-- Begin MATERIAL --

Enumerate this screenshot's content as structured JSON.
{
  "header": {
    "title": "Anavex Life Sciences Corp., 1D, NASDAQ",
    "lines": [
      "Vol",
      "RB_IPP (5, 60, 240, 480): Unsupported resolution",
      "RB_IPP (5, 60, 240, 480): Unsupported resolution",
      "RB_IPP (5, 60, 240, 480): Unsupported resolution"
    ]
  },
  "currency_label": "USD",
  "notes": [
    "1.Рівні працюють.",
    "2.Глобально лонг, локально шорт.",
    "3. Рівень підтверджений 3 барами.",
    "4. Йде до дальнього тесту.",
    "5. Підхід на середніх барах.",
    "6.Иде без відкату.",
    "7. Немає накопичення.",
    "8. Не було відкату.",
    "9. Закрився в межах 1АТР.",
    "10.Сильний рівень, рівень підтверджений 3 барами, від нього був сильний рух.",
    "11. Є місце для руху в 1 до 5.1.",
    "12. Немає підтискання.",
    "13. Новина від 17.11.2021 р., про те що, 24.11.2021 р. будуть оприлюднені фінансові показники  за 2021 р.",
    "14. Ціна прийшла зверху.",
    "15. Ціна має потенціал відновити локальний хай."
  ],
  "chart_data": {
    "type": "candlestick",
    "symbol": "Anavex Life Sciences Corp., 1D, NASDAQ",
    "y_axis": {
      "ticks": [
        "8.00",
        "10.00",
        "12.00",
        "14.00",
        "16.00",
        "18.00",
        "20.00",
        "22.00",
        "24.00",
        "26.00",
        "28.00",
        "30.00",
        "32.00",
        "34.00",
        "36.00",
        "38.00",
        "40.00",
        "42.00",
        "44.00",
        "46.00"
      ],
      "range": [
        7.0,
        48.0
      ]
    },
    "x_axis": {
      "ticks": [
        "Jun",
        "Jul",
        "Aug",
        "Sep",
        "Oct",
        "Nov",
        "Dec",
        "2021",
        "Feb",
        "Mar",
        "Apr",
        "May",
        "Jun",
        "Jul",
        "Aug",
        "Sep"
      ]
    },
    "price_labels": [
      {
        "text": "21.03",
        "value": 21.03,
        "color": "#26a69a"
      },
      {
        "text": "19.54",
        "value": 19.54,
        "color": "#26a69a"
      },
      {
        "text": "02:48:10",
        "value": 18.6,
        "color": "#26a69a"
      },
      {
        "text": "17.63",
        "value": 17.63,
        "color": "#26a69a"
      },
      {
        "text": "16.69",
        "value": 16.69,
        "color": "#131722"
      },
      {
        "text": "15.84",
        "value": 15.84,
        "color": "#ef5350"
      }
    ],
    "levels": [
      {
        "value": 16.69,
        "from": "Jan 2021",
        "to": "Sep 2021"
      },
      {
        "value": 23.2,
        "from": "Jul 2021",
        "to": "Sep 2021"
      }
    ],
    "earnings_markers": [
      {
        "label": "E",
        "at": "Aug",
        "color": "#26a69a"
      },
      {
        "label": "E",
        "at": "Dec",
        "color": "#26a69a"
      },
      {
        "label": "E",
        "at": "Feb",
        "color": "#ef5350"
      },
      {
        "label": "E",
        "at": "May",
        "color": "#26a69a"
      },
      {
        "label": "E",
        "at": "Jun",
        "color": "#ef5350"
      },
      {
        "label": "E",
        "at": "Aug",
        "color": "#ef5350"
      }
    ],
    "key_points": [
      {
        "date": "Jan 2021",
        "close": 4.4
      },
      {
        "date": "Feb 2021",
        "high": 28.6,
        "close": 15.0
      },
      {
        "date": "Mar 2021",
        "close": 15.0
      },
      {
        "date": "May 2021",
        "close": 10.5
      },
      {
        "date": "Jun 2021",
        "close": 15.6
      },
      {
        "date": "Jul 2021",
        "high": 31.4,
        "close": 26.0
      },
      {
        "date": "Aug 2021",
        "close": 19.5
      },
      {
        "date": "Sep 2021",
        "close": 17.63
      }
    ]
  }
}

-- End MATERIAL --

**OBJECTIVE**: Extract the listing in its entirety, matching it exactly.

**ANSWER IN FULL**:
Enumerate this screenshot's content as structured JSON.
{
  "header": {
    "title": "Anavex Life Sciences Corp., 1D, NASDAQ",
    "lines": [
      "Vol",
      "RB_IPP (5, 60, 240, 480): Unsupported resolution",
      "RB_IPP (5, 60, 240, 480): Unsupported resolution",
      "RB_IPP (5, 60, 240, 480): Unsupported resolution"
    ]
  },
  "currency_label": "USD",
  "notes": [
    "1.Рівні працюють.",
    "2.Глобально лонг, локально шорт.",
    "3. Рівень підтверджений 3 барами.",
    "4. Йде до дальнього тесту.",
    "5. Підхід на середніх барах.",
    "6.Иде без відкату.",
    "7. Немає накопичення.",
    "8. Не було відкату.",
    "9. Закрився в межах 1АТР.",
    "10.Сильний рівень, рівень підтверджений 3 барами, від нього був сильний рух.",
    "11. Є місце для руху в 1 до 5.1.",
    "12. Немає підтискання.",
    "13. Новина від 17.11.2021 р., про те що, 24.11.2021 р. будуть оприлюднені фінансові показники  за 2021 р.",
    "14. Ціна прийшла зверху.",
    "15. Ціна має потенціал відновити локальний хай."
  ],
  "chart_data": {
    "type": "candlestick",
    "symbol": "Anavex Life Sciences Corp., 1D, NASDAQ",
    "y_axis": {
      "ticks": [
        "8.00",
        "10.00",
        "12.00",
        "14.00",
        "16.00",
        "18.00",
        "20.00",
        "22.00",
        "24.00",
        "26.00",
        "28.00",
        "30.00",
        "32.00",
        "34.00",
        "36.00",
        "38.00",
        "40.00",
        "42.00",
        "44.00",
        "46.00"
      ],
      "range": [
        7.0,
        48.0
      ]
    },
    "x_axis": {
      "ticks": [
        "Jun",
        "Jul",
        "Aug",
        "Sep",
        "Oct",
        "Nov",
        "Dec",
        "2021",
        "Feb",
        "Mar",
        "Apr",
        "May",
        "Jun",
        "Jul",
        "Aug",
        "Sep"
      ]
    },
    "price_labels": [
      {
        "text": "21.03",
        "value": 21.03,
        "color": "#26a69a"
      },
      {
        "text": "19.54",
        "value": 19.54,
        "color": "#26a69a"
      },
      {
        "text": "02:48:10",
        "value": 18.6,
        "color": "#26a69a"
      },
      {
        "text": "17.63",
        "value": 17.63,
        "color": "#26a69a"
      },
      {
        "text": "16.69",
        "value": 16.69,
        "color": "#131722"
      },
      {
        "text": "15.84",
        "value": 15.84,
        "color": "#ef5350"
      }
    ],
    "levels": [
      {
        "value": 16.69,
        "from": "Jan 2021",
        "to": "Sep 2021"
      },
      {
        "value": 23.2,
        "from": "Jul 2021",
        "to": "Sep 2021"
      }
    ],
    "earnings_markers": [
      {
        "label": "E",
        "at": "Aug",
        "color": "#26a69a"
      },
      {
        "label": "E",
        "at": "Dec",
        "color": "#26a69a"
      },
      {
        "label": "E",
        "at": "Feb",
        "color": "#ef5350"
      },
      {
        "label": "E",
        "at": "May",
        "color": "#26a69a"
      },
      {
        "label": "E",
        "at": "Jun",
        "color": "#ef5350"
      },
      {
        "label": "E",
        "at": "Aug",
        "color": "#ef5350"
      }
    ],
    "key_points": [
      {
        "date": "Jan 2021",
        "close": 4.4
      },
      {
        "date": "Feb 2021",
        "high": 28.6,
        "close": 15.0
      },
      {
        "date": "Mar 2021",
        "close": 15.0
      },
      {
        "date": "May 2021",
        "close": 10.5
      },
      {
        "date": "Jun 2021",
        "close": 15.6
      },
      {
        "date": "Jul 2021",
        "high": 31.4,
        "close": 26.0
      },
      {
        "date": "Aug 2021",
        "close": 19.5
      },
      {
        "date": "Sep 2021",
        "close": 17.63
      }
    ]
  }
}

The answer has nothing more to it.